#### [Objective]
Print all of the data exactly.

#### [Data for processing]

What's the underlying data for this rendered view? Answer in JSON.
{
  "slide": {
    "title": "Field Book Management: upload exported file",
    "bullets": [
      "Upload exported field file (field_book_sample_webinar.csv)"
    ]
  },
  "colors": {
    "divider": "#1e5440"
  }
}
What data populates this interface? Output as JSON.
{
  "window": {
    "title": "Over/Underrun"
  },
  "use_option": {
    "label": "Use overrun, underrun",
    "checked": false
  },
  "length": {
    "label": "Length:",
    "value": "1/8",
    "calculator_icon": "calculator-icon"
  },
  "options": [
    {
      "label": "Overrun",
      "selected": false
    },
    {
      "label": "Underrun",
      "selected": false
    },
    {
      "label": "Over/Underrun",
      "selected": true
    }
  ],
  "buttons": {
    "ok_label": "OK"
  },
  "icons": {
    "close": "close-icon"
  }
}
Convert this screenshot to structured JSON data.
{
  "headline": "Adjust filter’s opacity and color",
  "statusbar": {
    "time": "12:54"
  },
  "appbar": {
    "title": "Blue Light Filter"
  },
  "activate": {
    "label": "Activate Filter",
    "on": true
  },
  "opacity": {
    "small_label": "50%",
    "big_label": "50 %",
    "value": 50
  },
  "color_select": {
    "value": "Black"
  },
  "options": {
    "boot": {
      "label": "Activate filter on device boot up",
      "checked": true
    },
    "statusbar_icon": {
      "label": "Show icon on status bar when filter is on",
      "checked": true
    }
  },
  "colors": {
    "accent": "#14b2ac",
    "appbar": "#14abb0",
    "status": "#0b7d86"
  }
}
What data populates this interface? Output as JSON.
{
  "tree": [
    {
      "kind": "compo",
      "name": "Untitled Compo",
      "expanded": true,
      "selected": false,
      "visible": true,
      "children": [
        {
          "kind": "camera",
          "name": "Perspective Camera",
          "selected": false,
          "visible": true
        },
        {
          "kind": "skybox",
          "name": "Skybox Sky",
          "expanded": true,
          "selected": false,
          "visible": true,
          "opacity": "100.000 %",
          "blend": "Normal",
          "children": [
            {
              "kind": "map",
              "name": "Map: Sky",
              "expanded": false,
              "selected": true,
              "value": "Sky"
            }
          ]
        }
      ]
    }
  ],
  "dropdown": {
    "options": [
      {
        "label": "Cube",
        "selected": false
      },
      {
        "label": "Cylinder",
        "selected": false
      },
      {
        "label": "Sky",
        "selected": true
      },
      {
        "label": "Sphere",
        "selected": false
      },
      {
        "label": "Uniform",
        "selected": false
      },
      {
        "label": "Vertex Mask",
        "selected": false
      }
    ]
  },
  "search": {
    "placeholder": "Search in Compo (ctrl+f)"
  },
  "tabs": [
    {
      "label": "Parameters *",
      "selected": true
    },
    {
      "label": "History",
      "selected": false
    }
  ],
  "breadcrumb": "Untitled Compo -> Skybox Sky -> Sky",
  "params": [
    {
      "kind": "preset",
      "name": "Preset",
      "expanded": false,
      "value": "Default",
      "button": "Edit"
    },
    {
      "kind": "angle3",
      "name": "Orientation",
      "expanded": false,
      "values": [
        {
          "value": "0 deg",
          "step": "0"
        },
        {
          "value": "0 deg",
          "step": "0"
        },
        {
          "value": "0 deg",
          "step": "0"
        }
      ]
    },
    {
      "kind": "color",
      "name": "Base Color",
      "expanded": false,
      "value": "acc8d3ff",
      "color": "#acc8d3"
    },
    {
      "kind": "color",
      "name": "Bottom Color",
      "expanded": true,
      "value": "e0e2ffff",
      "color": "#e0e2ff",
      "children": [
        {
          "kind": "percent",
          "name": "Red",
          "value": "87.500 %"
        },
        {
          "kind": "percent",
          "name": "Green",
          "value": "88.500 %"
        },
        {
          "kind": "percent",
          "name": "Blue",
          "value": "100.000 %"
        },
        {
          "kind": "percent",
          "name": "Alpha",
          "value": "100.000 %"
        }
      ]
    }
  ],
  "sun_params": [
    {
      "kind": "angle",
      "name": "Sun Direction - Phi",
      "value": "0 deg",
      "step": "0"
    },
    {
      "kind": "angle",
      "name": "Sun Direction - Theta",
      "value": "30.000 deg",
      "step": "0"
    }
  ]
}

#### [Exercise response]
What's the underlying data for this rendered view? Answer in JSON.
{
  "slide": {
    "title": "Field Book Management: upload exported file",
    "bullets": [
      "Upload exported field file (field_book_sample_webinar.csv)"
    ]
  },
  "colors": {
    "divider": "#1e5440"
  }
}
What data populates this interface? Output as JSON.
{
  "window": {
    "title": "Over/Underrun"
  },
  "use_option": {
    "label": "Use overrun, underrun",
    "checked": false
  },
  "length": {
    "label": "Length:",
    "value": "1/8",
    "calculator_icon": "calculator-icon"
  },
  "options": [
    {
      "label": "Overrun",
      "selected": false
    },
    {
      "label": "Underrun",
      "selected": false
    },
    {
      "label": "Over/Underrun",
      "selected": true
    }
  ],
  "buttons": {
    "ok_label": "OK"
  },
  "icons": {
    "close": "close-icon"
  }
}
Convert this screenshot to structured JSON data.
{
  "headline": "Adjust filter’s opacity and color",
  "statusbar": {
    "time": "12:54"
  },
  "appbar": {
    "title": "Blue Light Filter"
  },
  "activate": {
    "label": "Activate Filter",
    "on": true
  },
  "opacity": {
    "small_label": "50%",
    "big_label": "50 %",
    "value": 50
  },
  "color_select": {
    "value": "Black"
  },
  "options": {
    "boot": {
      "label": "Activate filter on device boot up",
      "checked": true
    },
    "statusbar_icon": {
      "label": "Show icon on status bar when filter is on",
      "checked": true
    }
  },
  "colors": {
    "accent": "#14b2ac",
    "appbar": "#14abb0",
    "status": "#0b7d86"
  }
}
What data populates this interface? Output as JSON.
{
  "tree": [
    {
      "kind": "compo",
      "name": "Untitled Compo",
      "expanded": true,
      "selected": false,
      "visible": true,
      "children": [
        {
          "kind": "camera",
          "name": "Perspective Camera",
          "selected": false,
          "visible": true
        },
        {
          "kind": "skybox",
          "name": "Skybox Sky",
          "expanded": true,
          "selected": false,
          "visible": true,
          "opacity": "100.000 %",
          "blend": "Normal",
          "children": [
            {
              "kind": "map",
              "name": "Map: Sky",
              "expanded": false,
              "selected": true,
              "value": "Sky"
            }
          ]
        }
      ]
    }
  ],
  "dropdown": {
    "options": [
      {
        "label": "Cube",
        "selected": false
      },
      {
        "label": "Cylinder",
        "selected": false
      },
      {
        "label": "Sky",
        "selected": true
      },
      {
        "label": "Sphere",
        "selected": false
      },
      {
        "label": "Uniform",
        "selected": false
      },
      {
        "label": "Vertex Mask",
        "selected": false
      }
    ]
  },
  "search": {
    "placeholder": "Search in Compo (ctrl+f)"
  },
  "tabs": [
    {
      "label": "Parameters *",
      "selected": true
    },
    {
      "label": "History",
      "selected": false
    }
  ],
  "breadcrumb": "Untitled Compo -> Skybox Sky -> Sky",
  "params": [
    {
      "kind": "preset",
      "name": "Preset",
      "expanded": false,
      "value": "Default",
      "button": "Edit"
    },
    {
      "kind": "angle3",
      "name": "Orientation",
      "expanded": false,
      "values": [
        {
          "value": "0 deg",
          "step": "0"
        },
        {
          "value": "0 deg",
          "step": "0"
        },
        {
          "value": "0 deg",
          "step": "0"
        }
      ]
    },
    {
      "kind": "color",
      "name": "Base Color",
      "expanded": false,
      "value": "acc8d3ff",
      "color": "#acc8d3"
    },
    {
      "kind": "color",
      "name": "Bottom Color",
      "expanded": true,
      "value": "e0e2ffff",
      "color": "#e0e2ff",
      "children": [
        {
          "kind": "percent",
          "name": "Red",
          "value": "87.500 %"
        },
        {
          "kind": "percent",
          "name": "Green",
          "value": "88.500 %"
        },
        {
          "kind": "percent",
          "name": "Blue",
          "value": "100.000 %"
        },
        {
          "kind": "percent",
          "name": "Alpha",
          "value": "100.000 %"
        }
      ]
    }
  ],
  "sun_params": [
    {
      "kind": "angle",
      "name": "Sun Direction - Phi",
      "value": "0 deg",
      "step": "0"
    },
    {
      "kind": "angle",
      "name": "Sun Direction - Theta",
      "value": "30.000 deg",
      "step": "0"
    }
  ]
}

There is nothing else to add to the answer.